Aim of the task:
Return each entry exactly, with none missing.

───── Records shown

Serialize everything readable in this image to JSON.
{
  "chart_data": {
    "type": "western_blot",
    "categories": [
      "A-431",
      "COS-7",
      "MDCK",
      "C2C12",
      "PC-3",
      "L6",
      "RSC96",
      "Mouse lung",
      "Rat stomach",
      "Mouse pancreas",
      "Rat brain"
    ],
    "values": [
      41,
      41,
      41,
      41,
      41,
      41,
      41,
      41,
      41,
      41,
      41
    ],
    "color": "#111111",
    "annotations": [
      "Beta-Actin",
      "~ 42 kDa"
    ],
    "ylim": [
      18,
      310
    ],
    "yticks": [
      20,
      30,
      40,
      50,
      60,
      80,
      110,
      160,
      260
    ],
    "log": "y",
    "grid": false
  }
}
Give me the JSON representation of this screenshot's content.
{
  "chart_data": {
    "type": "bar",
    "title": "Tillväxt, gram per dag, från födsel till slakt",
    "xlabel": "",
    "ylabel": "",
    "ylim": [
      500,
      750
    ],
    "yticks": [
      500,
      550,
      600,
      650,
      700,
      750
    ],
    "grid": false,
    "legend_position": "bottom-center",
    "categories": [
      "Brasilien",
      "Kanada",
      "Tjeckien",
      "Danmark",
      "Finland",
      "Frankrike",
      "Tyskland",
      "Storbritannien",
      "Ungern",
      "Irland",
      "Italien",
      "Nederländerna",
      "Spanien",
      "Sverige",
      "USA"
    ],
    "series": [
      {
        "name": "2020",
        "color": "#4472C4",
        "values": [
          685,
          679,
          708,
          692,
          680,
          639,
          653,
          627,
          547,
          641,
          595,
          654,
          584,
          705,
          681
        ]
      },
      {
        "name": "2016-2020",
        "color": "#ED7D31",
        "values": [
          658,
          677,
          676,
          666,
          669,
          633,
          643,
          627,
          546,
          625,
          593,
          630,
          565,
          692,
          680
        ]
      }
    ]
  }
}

──────────

Exercise response:
Serialize everything readable in this image to JSON.
{
  "chart_data": {
    "type": "western_blot",
    "categories": [
      "A-431",
      "COS-7",
      "MDCK",
      "C2C12",
      "PC-3",
      "L6",
      "RSC96",
      "Mouse lung",
      "Rat stomach",
      "Mouse pancreas",
      "Rat brain"
    ],
    "values": [
      41,
      41,
      41,
      41,
      41,
      41,
      41,
      41,
      41,
      41,
      41
    ],
    "color": "#111111",
    "annotations": [
      "Beta-Actin",
      "~ 42 kDa"
    ],
    "ylim": [
      18,
      310
    ],
    "yticks": [
      20,
      30,
      40,
      50,
      60,
      80,
      110,
      160,
      260
    ],
    "log": "y",
    "grid": false
  }
}
Give me the JSON representation of this screenshot's content.
{
  "chart_data": {
    "type": "bar",
    "title": "Tillväxt, gram per dag, från födsel till slakt",
    "xlabel": "",
    "ylabel": "",
    "ylim": [
      500,
      750
    ],
    "yticks": [
      500,
      550,
      600,
      650,
      700,
      750
    ],
    "grid": false,
    "legend_position": "bottom-center",
    "categories": [
      "Brasilien",
      "Kanada",
      "Tjeckien",
      "Danmark",
      "Finland",
      "Frankrike",
      "Tyskland",
      "Storbritannien",
      "Ungern",
      "Irland",
      "Italien",
      "Nederländerna",
      "Spanien",
      "Sverige",
      "USA"
    ],
    "series": [
      {
        "name": "2020",
        "color": "#4472C4",
        "values": [
          685,
          679,
          708,
          692,
          680,
          639,
          653,
          627,
          547,
          641,
          595,
          654,
          584,
          705,
          681
        ]
      },
      {
        "name": "2016-2020",
        "color": "#ED7D31",
        "values": [
          658,
          677,
          676,
          666,
          669,
          633,
          643,
          627,
          546,
          625,
          593,
          630,
          565,
          692,
          680
        ]
      }
    ]
  }
}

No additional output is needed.